- [Collected data entries]

"""

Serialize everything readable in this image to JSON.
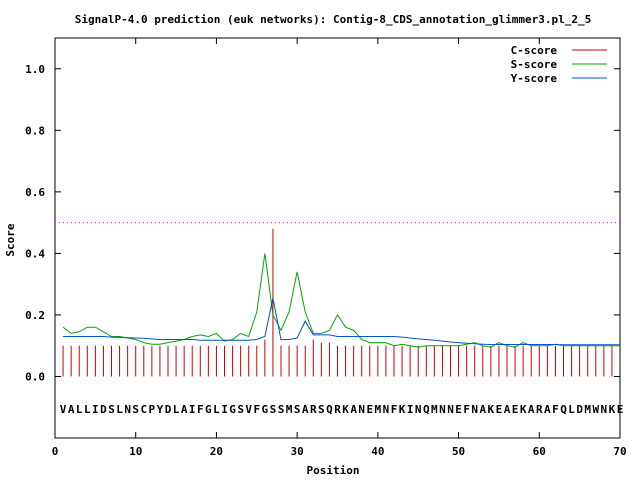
{
  "chart_data": {
    "type": "line",
    "title": "SignalP-4.0 prediction (euk networks): Contig-8_CDS_annotation_glimmer3.pl_2_5",
    "xlabel": "Position",
    "ylabel": "Score",
    "xlim": [
      0,
      70
    ],
    "ylim": [
      -0.2,
      1.1
    ],
    "xticks": [
      0,
      10,
      20,
      30,
      40,
      50,
      60,
      70
    ],
    "yticks": [
      0.0,
      0.2,
      0.4,
      0.6,
      0.8,
      1.0
    ],
    "xtick_labels": [
      "0",
      "10",
      "20",
      "30",
      "40",
      "50",
      "60",
      "70"
    ],
    "ytick_labels": [
      "0.0",
      "0.2",
      "0.4",
      "0.6",
      "0.8",
      "1.0"
    ],
    "legend_position": "top-right",
    "threshold": {
      "value": 0.5,
      "color": "#ff00ff"
    },
    "sequence": "VALLIDSLNSCPYDLAIFGLIGSVFGSSMSARSQRKANEMNFKINQMNNEFNAKEAEKARAFQLDMWNKE",
    "series": [
      {
        "name": "C-score",
        "color": "#cc0000",
        "style": "impulses",
        "x": [
          1,
          2,
          3,
          4,
          5,
          6,
          7,
          8,
          9,
          10,
          11,
          12,
          13,
          14,
          15,
          16,
          17,
          18,
          19,
          20,
          21,
          22,
          23,
          24,
          25,
          26,
          27,
          28,
          29,
          30,
          31,
          32,
          33,
          34,
          35,
          36,
          37,
          38,
          39,
          40,
          41,
          42,
          43,
          44,
          45,
          46,
          47,
          48,
          49,
          50,
          51,
          52,
          53,
          54,
          55,
          56,
          57,
          58,
          59,
          60,
          61,
          62,
          63,
          64,
          65,
          66,
          67,
          68,
          69
        ],
        "values": [
          0.1,
          0.1,
          0.1,
          0.1,
          0.1,
          0.1,
          0.1,
          0.1,
          0.1,
          0.1,
          0.1,
          0.1,
          0.1,
          0.1,
          0.1,
          0.1,
          0.1,
          0.1,
          0.1,
          0.1,
          0.1,
          0.1,
          0.1,
          0.1,
          0.1,
          0.12,
          0.48,
          0.1,
          0.1,
          0.1,
          0.1,
          0.12,
          0.11,
          0.11,
          0.1,
          0.1,
          0.1,
          0.1,
          0.1,
          0.1,
          0.1,
          0.1,
          0.1,
          0.1,
          0.1,
          0.1,
          0.1,
          0.1,
          0.1,
          0.1,
          0.1,
          0.1,
          0.1,
          0.1,
          0.1,
          0.1,
          0.1,
          0.1,
          0.1,
          0.1,
          0.1,
          0.1,
          0.1,
          0.1,
          0.1,
          0.1,
          0.1,
          0.1,
          0.1
        ]
      },
      {
        "name": "S-score",
        "color": "#00aa00",
        "style": "line",
        "x": [
          1,
          2,
          3,
          4,
          5,
          6,
          7,
          8,
          9,
          10,
          11,
          12,
          13,
          14,
          15,
          16,
          17,
          18,
          19,
          20,
          21,
          22,
          23,
          24,
          25,
          26,
          27,
          28,
          29,
          30,
          31,
          32,
          33,
          34,
          35,
          36,
          37,
          38,
          39,
          40,
          41,
          42,
          43,
          44,
          45,
          46,
          47,
          48,
          49,
          50,
          51,
          52,
          53,
          54,
          55,
          56,
          57,
          58,
          59,
          60,
          61,
          62,
          63,
          64,
          65,
          66,
          67,
          68,
          69,
          70
        ],
        "values": [
          0.16,
          0.14,
          0.145,
          0.16,
          0.16,
          0.145,
          0.13,
          0.13,
          0.125,
          0.12,
          0.11,
          0.105,
          0.105,
          0.11,
          0.115,
          0.12,
          0.13,
          0.135,
          0.13,
          0.14,
          0.115,
          0.12,
          0.14,
          0.13,
          0.21,
          0.4,
          0.2,
          0.15,
          0.21,
          0.34,
          0.21,
          0.14,
          0.14,
          0.15,
          0.2,
          0.16,
          0.15,
          0.12,
          0.11,
          0.11,
          0.11,
          0.1,
          0.105,
          0.1,
          0.095,
          0.1,
          0.1,
          0.1,
          0.1,
          0.1,
          0.105,
          0.11,
          0.1,
          0.095,
          0.11,
          0.1,
          0.095,
          0.11,
          0.1,
          0.1,
          0.1,
          0.105,
          0.1,
          0.1,
          0.1,
          0.1,
          0.1,
          0.1,
          0.1,
          0.1
        ]
      },
      {
        "name": "Y-score",
        "color": "#0055cc",
        "style": "line",
        "x": [
          1,
          2,
          3,
          4,
          5,
          6,
          7,
          8,
          9,
          10,
          11,
          12,
          13,
          14,
          15,
          16,
          17,
          18,
          19,
          20,
          21,
          22,
          23,
          24,
          25,
          26,
          27,
          28,
          29,
          30,
          31,
          32,
          33,
          34,
          35,
          36,
          37,
          38,
          39,
          40,
          41,
          42,
          43,
          44,
          45,
          46,
          47,
          48,
          49,
          50,
          51,
          52,
          53,
          54,
          55,
          56,
          57,
          58,
          59,
          60,
          61,
          62,
          63,
          64,
          65,
          66,
          67,
          68,
          69,
          70
        ],
        "values": [
          0.13,
          0.13,
          0.13,
          0.13,
          0.13,
          0.13,
          0.128,
          0.127,
          0.126,
          0.125,
          0.124,
          0.122,
          0.12,
          0.12,
          0.12,
          0.12,
          0.12,
          0.118,
          0.118,
          0.118,
          0.118,
          0.118,
          0.118,
          0.118,
          0.12,
          0.13,
          0.255,
          0.12,
          0.12,
          0.125,
          0.18,
          0.135,
          0.135,
          0.135,
          0.13,
          0.13,
          0.13,
          0.13,
          0.13,
          0.13,
          0.13,
          0.13,
          0.128,
          0.125,
          0.122,
          0.12,
          0.118,
          0.115,
          0.112,
          0.11,
          0.108,
          0.106,
          0.105,
          0.104,
          0.104,
          0.104,
          0.104,
          0.104,
          0.104,
          0.104,
          0.104,
          0.104,
          0.103,
          0.103,
          0.103,
          0.103,
          0.103,
          0.103,
          0.103,
          0.103
        ]
      }
    ]
  }
}
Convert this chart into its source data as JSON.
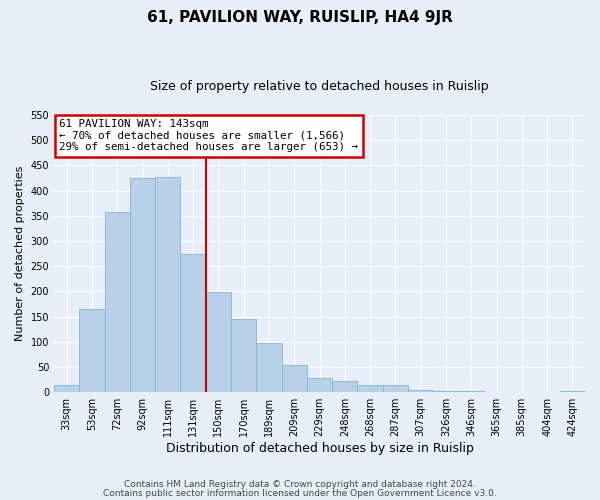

"""

- [Task goal]
List the lines of the records where "name" occurs.

- [Reply to the exercise]
        "name": "C-score",
        "name": "S-score",
        "name": "Y-score",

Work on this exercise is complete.